TASK TO COMPLETE: Rewrite the records with each occurrence of "brand-cell" replaced by "maker-cell", keeping every other character the same.

⁂

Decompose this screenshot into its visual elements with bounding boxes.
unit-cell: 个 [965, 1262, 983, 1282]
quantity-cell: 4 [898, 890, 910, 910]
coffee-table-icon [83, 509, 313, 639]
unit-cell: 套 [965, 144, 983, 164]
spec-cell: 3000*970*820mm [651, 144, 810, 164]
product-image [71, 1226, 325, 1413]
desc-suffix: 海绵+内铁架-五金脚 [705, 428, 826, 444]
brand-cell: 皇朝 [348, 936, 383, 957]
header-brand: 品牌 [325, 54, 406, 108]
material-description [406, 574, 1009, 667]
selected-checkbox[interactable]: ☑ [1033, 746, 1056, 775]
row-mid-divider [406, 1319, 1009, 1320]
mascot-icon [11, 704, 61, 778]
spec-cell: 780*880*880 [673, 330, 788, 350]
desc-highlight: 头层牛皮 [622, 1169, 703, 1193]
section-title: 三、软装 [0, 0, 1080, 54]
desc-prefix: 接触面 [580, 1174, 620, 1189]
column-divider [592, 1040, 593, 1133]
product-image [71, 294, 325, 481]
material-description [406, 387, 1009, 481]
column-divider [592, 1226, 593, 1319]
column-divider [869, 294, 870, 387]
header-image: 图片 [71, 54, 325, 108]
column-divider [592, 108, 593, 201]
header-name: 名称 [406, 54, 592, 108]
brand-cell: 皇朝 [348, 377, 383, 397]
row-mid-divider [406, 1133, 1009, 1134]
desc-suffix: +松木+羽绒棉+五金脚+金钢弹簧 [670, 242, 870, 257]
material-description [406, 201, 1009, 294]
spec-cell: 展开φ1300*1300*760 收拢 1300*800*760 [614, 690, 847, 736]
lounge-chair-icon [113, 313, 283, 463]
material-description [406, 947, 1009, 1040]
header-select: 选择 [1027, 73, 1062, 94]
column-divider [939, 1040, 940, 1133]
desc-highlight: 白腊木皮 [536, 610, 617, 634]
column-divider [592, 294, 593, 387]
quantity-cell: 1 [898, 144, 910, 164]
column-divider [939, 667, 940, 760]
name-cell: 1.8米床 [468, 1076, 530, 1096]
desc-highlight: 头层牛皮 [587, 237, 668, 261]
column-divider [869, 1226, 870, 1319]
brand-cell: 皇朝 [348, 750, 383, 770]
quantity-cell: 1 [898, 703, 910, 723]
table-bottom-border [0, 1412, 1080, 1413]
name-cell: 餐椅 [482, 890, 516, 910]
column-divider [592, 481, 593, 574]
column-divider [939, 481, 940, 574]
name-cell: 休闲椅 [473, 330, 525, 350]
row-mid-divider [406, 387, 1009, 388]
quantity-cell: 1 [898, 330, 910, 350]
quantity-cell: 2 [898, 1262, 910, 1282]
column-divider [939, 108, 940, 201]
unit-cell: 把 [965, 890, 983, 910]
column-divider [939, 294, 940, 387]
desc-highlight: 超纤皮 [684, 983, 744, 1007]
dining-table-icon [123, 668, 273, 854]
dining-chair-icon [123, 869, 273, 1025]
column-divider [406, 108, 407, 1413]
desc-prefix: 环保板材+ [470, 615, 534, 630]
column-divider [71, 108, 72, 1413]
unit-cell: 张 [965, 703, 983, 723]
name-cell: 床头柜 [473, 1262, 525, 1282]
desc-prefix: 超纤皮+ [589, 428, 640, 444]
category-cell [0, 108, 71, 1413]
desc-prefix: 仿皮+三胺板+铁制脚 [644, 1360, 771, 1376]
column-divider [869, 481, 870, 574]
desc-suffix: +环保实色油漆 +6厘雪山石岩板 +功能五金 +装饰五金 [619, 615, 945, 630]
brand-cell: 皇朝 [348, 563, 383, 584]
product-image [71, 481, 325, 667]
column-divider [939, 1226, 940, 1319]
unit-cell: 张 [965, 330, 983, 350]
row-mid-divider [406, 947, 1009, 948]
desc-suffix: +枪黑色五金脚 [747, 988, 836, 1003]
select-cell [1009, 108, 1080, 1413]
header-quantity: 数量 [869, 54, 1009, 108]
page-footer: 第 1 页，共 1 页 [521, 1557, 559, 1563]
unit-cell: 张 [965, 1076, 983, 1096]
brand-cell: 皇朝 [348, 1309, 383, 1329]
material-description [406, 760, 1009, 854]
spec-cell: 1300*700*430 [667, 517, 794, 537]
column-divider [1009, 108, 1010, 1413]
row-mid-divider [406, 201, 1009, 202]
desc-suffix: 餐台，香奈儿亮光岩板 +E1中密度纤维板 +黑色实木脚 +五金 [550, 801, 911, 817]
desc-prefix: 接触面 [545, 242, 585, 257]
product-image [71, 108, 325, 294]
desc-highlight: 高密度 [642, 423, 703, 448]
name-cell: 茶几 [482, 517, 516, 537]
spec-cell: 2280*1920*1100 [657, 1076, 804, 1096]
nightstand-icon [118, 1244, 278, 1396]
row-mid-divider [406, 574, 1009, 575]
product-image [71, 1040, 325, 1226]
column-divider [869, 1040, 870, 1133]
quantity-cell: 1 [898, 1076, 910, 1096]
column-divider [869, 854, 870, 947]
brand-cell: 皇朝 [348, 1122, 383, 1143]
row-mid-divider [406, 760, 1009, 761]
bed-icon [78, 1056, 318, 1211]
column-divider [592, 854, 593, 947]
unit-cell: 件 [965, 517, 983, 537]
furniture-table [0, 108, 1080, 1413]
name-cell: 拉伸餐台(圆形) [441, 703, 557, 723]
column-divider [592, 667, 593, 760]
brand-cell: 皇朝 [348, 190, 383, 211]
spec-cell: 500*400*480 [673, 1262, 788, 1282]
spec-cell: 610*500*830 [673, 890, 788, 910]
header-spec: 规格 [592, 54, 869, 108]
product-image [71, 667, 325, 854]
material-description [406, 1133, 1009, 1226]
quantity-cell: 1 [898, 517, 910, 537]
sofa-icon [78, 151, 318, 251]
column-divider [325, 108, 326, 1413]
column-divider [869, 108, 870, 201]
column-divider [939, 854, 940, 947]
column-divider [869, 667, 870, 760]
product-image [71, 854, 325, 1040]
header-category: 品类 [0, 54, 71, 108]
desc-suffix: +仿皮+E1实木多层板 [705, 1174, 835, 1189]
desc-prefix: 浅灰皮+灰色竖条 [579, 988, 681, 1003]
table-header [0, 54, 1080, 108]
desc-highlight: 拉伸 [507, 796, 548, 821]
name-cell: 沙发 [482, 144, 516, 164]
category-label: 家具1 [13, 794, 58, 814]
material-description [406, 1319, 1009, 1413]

⁂

EXERCISE ANSWER:
Decompose this screenshot into its visual elements with bounding boxes.
unit-cell: 个 [965, 1262, 983, 1282]
quantity-cell: 4 [898, 890, 910, 910]
coffee-table-icon [83, 509, 313, 639]
unit-cell: 套 [965, 144, 983, 164]
spec-cell: 3000*970*820mm [651, 144, 810, 164]
product-image [71, 1226, 325, 1413]
desc-suffix: 海绵+内铁架-五金脚 [705, 428, 826, 444]
maker-cell: 皇朝 [348, 936, 383, 957]
header-brand: 品牌 [325, 54, 406, 108]
material-description [406, 574, 1009, 667]
selected-checkbox[interactable]: ☑ [1033, 746, 1056, 775]
row-mid-divider [406, 1319, 1009, 1320]
mascot-icon [11, 704, 61, 778]
spec-cell: 780*880*880 [673, 330, 788, 350]
desc-highlight: 头层牛皮 [622, 1169, 703, 1193]
section-title: 三、软装 [0, 0, 1080, 54]
desc-prefix: 接触面 [580, 1174, 620, 1189]
column-divider [592, 1040, 593, 1133]
product-image [71, 294, 325, 481]
material-description [406, 387, 1009, 481]
column-divider [592, 1226, 593, 1319]
column-divider [869, 294, 870, 387]
header-image: 图片 [71, 54, 325, 108]
column-divider [592, 108, 593, 201]
header-name: 名称 [406, 54, 592, 108]
maker-cell: 皇朝 [348, 377, 383, 397]
row-mid-divider [406, 1133, 1009, 1134]
desc-suffix: +松木+羽绒棉+五金脚+金钢弹簧 [670, 242, 870, 257]
material-description [406, 201, 1009, 294]
spec-cell: 展开φ1300*1300*760 收拢 1300*800*760 [614, 690, 847, 736]
lounge-chair-icon [113, 313, 283, 463]
material-description [406, 947, 1009, 1040]
header-select: 选择 [1027, 73, 1062, 94]
column-divider [939, 1040, 940, 1133]
desc-highlight: 白腊木皮 [536, 610, 617, 634]
column-divider [592, 294, 593, 387]
quantity-cell: 1 [898, 144, 910, 164]
column-divider [939, 667, 940, 760]
name-cell: 1.8米床 [468, 1076, 530, 1096]
desc-highlight: 头层牛皮 [587, 237, 668, 261]
column-divider [869, 1226, 870, 1319]
maker-cell: 皇朝 [348, 750, 383, 770]
quantity-cell: 1 [898, 703, 910, 723]
table-bottom-border [0, 1412, 1080, 1413]
name-cell: 餐椅 [482, 890, 516, 910]
column-divider [592, 481, 593, 574]
column-divider [939, 481, 940, 574]
name-cell: 休闲椅 [473, 330, 525, 350]
row-mid-divider [406, 387, 1009, 388]
quantity-cell: 1 [898, 330, 910, 350]
quantity-cell: 2 [898, 1262, 910, 1282]
column-divider [939, 108, 940, 201]
unit-cell: 把 [965, 890, 983, 910]
column-divider [939, 294, 940, 387]
desc-highlight: 超纤皮 [684, 983, 744, 1007]
dining-table-icon [123, 668, 273, 854]
dining-chair-icon [123, 869, 273, 1025]
column-divider [406, 108, 407, 1413]
desc-prefix: 环保板材+ [470, 615, 534, 630]
column-divider [71, 108, 72, 1413]
unit-cell: 张 [965, 703, 983, 723]
name-cell: 床头柜 [473, 1262, 525, 1282]
desc-prefix: 超纤皮+ [589, 428, 640, 444]
category-cell [0, 108, 71, 1413]
desc-prefix: 仿皮+三胺板+铁制脚 [644, 1360, 771, 1376]
column-divider [869, 481, 870, 574]
desc-suffix: +环保实色油漆 +6厘雪山石岩板 +功能五金 +装饰五金 [619, 615, 945, 630]
maker-cell: 皇朝 [348, 563, 383, 584]
product-image [71, 481, 325, 667]
column-divider [939, 1226, 940, 1319]
unit-cell: 张 [965, 330, 983, 350]
row-mid-divider [406, 947, 1009, 948]
desc-suffix: +枪黑色五金脚 [747, 988, 836, 1003]
select-cell [1009, 108, 1080, 1413]
header-quantity: 数量 [869, 54, 1009, 108]
page-footer: 第 1 页，共 1 页 [521, 1557, 559, 1563]
unit-cell: 张 [965, 1076, 983, 1096]
maker-cell: 皇朝 [348, 1309, 383, 1329]
material-description [406, 760, 1009, 854]
spec-cell: 1300*700*430 [667, 517, 794, 537]
column-divider [1009, 108, 1010, 1413]
row-mid-divider [406, 201, 1009, 202]
desc-suffix: 餐台，香奈儿亮光岩板 +E1中密度纤维板 +黑色实木脚 +五金 [550, 801, 911, 817]
desc-prefix: 接触面 [545, 242, 585, 257]
product-image [71, 108, 325, 294]
desc-highlight: 高密度 [642, 423, 703, 448]
name-cell: 茶几 [482, 517, 516, 537]
spec-cell: 2280*1920*1100 [657, 1076, 804, 1096]
nightstand-icon [118, 1244, 278, 1396]
row-mid-divider [406, 574, 1009, 575]
product-image [71, 1040, 325, 1226]
column-divider [869, 1040, 870, 1133]
quantity-cell: 1 [898, 1076, 910, 1096]
column-divider [869, 854, 870, 947]
maker-cell: 皇朝 [348, 1122, 383, 1143]
row-mid-divider [406, 760, 1009, 761]
bed-icon [78, 1056, 318, 1211]
column-divider [592, 854, 593, 947]
unit-cell: 件 [965, 517, 983, 537]
furniture-table [0, 108, 1080, 1413]
name-cell: 拉伸餐台(圆形) [441, 703, 557, 723]
column-divider [592, 667, 593, 760]
maker-cell: 皇朝 [348, 190, 383, 211]
spec-cell: 500*400*480 [673, 1262, 788, 1282]
spec-cell: 610*500*830 [673, 890, 788, 910]
header-spec: 规格 [592, 54, 869, 108]
product-image [71, 667, 325, 854]
material-description [406, 1133, 1009, 1226]
quantity-cell: 1 [898, 517, 910, 537]
sofa-icon [78, 151, 318, 251]
column-divider [325, 108, 326, 1413]
column-divider [869, 108, 870, 201]
column-divider [939, 854, 940, 947]
column-divider [869, 667, 870, 760]
product-image [71, 854, 325, 1040]
header-category: 品类 [0, 54, 71, 108]
desc-suffix: +仿皮+E1实木多层板 [705, 1174, 835, 1189]
desc-prefix: 浅灰皮+灰色竖条 [579, 988, 681, 1003]
table-header [0, 54, 1080, 108]
desc-highlight: 拉伸 [507, 796, 548, 821]
name-cell: 沙发 [482, 144, 516, 164]
category-label: 家具1 [13, 794, 58, 814]
material-description [406, 1319, 1009, 1413]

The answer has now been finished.